> SUPPLIED DATA
= = =
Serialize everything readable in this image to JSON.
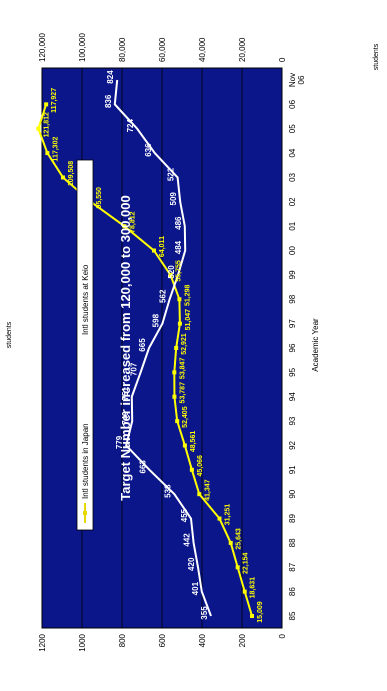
{
  "chart_data": {
    "type": "line",
    "title": "",
    "subtitle": "",
    "xlabel": "Academic Year",
    "ylabel_left": "students",
    "ylabel_right": "students",
    "annotation": "Target Number increased from 120,000 to 300,000",
    "categories": [
      "85",
      "86",
      "87",
      "88",
      "89",
      "90",
      "91",
      "92",
      "93",
      "94",
      "95",
      "96",
      "97",
      "98",
      "99",
      "00",
      "01",
      "02",
      "03",
      "04",
      "05",
      "06",
      "Nov 06"
    ],
    "left_axis": {
      "min": 0,
      "max": 1200,
      "ticks": [
        0,
        200,
        400,
        600,
        800,
        1000,
        1200
      ],
      "tick_labels": [
        "0",
        "200",
        "400",
        "600",
        "800",
        "1000",
        "1200"
      ]
    },
    "right_axis": {
      "min": 0,
      "max": 120000,
      "ticks": [
        0,
        20000,
        40000,
        60000,
        80000,
        100000,
        120000
      ],
      "tick_labels": [
        "0",
        "20,000",
        "40,000",
        "60,000",
        "80,000",
        "100,000",
        "120,000"
      ]
    },
    "grid": true,
    "legend_position": "top",
    "series": [
      {
        "name": "Intl students in Japan",
        "axis": "right",
        "color": "#ffff00",
        "values": [
          15009,
          18631,
          22154,
          25643,
          31251,
          41347,
          45066,
          48561,
          52405,
          53787,
          53847,
          52921,
          51047,
          51298,
          55755,
          64011,
          78812,
          95550,
          109508,
          117302,
          121812,
          117927,
          null
        ],
        "labels": [
          "15,009",
          "18,631",
          "22,154",
          "25,643",
          "31,251",
          "41,347",
          "45,066",
          "48,561",
          "52,405",
          "53,787",
          "53,847",
          "52,921",
          "51,047",
          "51,298",
          "55,755",
          "64,011",
          "78,812",
          "95,550",
          "109,508",
          "117,302",
          "121,812",
          "117,927",
          ""
        ]
      },
      {
        "name": "Intl students at Keio",
        "axis": "left",
        "color": "#ffffff",
        "values": [
          355,
          401,
          420,
          442,
          455,
          538,
          663,
          779,
          749,
          751,
          707,
          665,
          598,
          562,
          520,
          484,
          486,
          509,
          522,
          636,
          724,
          836,
          824
        ],
        "labels": [
          "355",
          "401",
          "420",
          "442",
          "455",
          "538",
          "663",
          "779",
          "749",
          "751",
          "707",
          "665",
          "598",
          "562",
          "520",
          "484",
          "486",
          "509",
          "522",
          "636",
          "724",
          "836",
          "824"
        ]
      }
    ]
  },
  "colors": {
    "plot_bg": "#0b168a",
    "grid": "#000000",
    "border": "#000000"
  }
}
= = =
> WORK TO BE COMPLETED
Pictures in the records should not appear in your copy, but everything else must be transcribed exactly.

> EXPECTED ANSWER
Serialize everything readable in this image to JSON.
{
  "chart_data": {
    "type": "line",
    "title": "",
    "subtitle": "",
    "xlabel": "Academic Year",
    "ylabel_left": "students",
    "ylabel_right": "students",
    "annotation": "Target Number increased from 120,000 to 300,000",
    "categories": [
      "85",
      "86",
      "87",
      "88",
      "89",
      "90",
      "91",
      "92",
      "93",
      "94",
      "95",
      "96",
      "97",
      "98",
      "99",
      "00",
      "01",
      "02",
      "03",
      "04",
      "05",
      "06",
      "Nov 06"
    ],
    "left_axis": {
      "min": 0,
      "max": 1200,
      "ticks": [
        0,
        200,
        400,
        600,
        800,
        1000,
        1200
      ],
      "tick_labels": [
        "0",
        "200",
        "400",
        "600",
        "800",
        "1000",
        "1200"
      ]
    },
    "right_axis": {
      "min": 0,
      "max": 120000,
      "ticks": [
        0,
        20000,
        40000,
        60000,
        80000,
        100000,
        120000
      ],
      "tick_labels": [
        "0",
        "20,000",
        "40,000",
        "60,000",
        "80,000",
        "100,000",
        "120,000"
      ]
    },
    "grid": true,
    "legend_position": "top",
    "series": [
      {
        "name": "Intl students in Japan",
        "axis": "right",
        "color": "#ffff00",
        "values": [
          15009,
          18631,
          22154,
          25643,
          31251,
          41347,
          45066,
          48561,
          52405,
          53787,
          53847,
          52921,
          51047,
          51298,
          55755,
          64011,
          78812,
          95550,
          109508,
          117302,
          121812,
          117927,
          null
        ],
        "labels": [
          "15,009",
          "18,631",
          "22,154",
          "25,643",
          "31,251",
          "41,347",
          "45,066",
          "48,561",
          "52,405",
          "53,787",
          "53,847",
          "52,921",
          "51,047",
          "51,298",
          "55,755",
          "64,011",
          "78,812",
          "95,550",
          "109,508",
          "117,302",
          "121,812",
          "117,927",
          ""
        ]
      },
      {
        "name": "Intl students at Keio",
        "axis": "left",
        "color": "#ffffff",
        "values": [
          355,
          401,
          420,
          442,
          455,
          538,
          663,
          779,
          749,
          751,
          707,
          665,
          598,
          562,
          520,
          484,
          486,
          509,
          522,
          636,
          724,
          836,
          824
        ],
        "labels": [
          "355",
          "401",
          "420",
          "442",
          "455",
          "538",
          "663",
          "779",
          "749",
          "751",
          "707",
          "665",
          "598",
          "562",
          "520",
          "484",
          "486",
          "509",
          "522",
          "636",
          "724",
          "836",
          "824"
        ]
      }
    ]
  },
  "colors": {
    "plot_bg": "#0b168a",
    "grid": "#000000",
    "border": "#000000"
  }
}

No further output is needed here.